● YOUR GOAL
Set down each entry exactly as given; pictures should not appear in the copy.

=== GIVEN INFORMATION ===

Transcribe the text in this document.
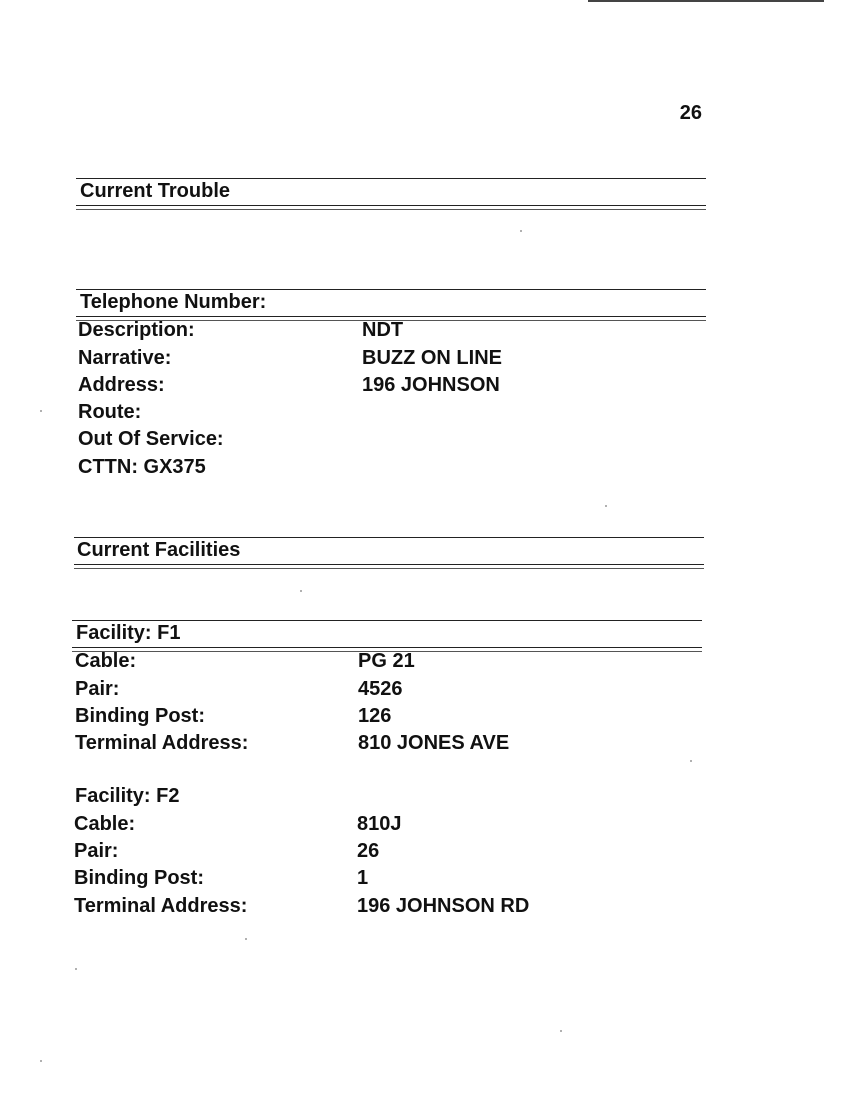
26
Current Trouble
Telephone Number:
Description:	NDT
Narrative:	BUZZ ON LINE
Address:	196 JOHNSON
Route:
Out Of Service:
CTTN: GX375
Current Facilities
Facility: F1
Cable:	PG 21
Pair:	4526
Binding Post:	126
Terminal Address:	810 JONES AVE
Facility: F2
Cable:	810J
Pair:	26
Binding Post:	1
Terminal Address:	196 JOHNSON RD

===

● RESPONSE TO THIS EXERCISE
Transcribe the text in this document.
26
Current Trouble
Telephone Number:
Description:	NDT
Narrative:	BUZZ ON LINE
Address:	196 JOHNSON
Route:
Out Of Service:
CTTN: GX375
Current Facilities
Facility: F1
Cable:	PG 21
Pair:	4526
Binding Post:	126
Terminal Address:	810 JONES AVE
Facility: F2
Cable:	810J
Pair:	26
Binding Post:	1
Terminal Address:	196 JOHNSON RD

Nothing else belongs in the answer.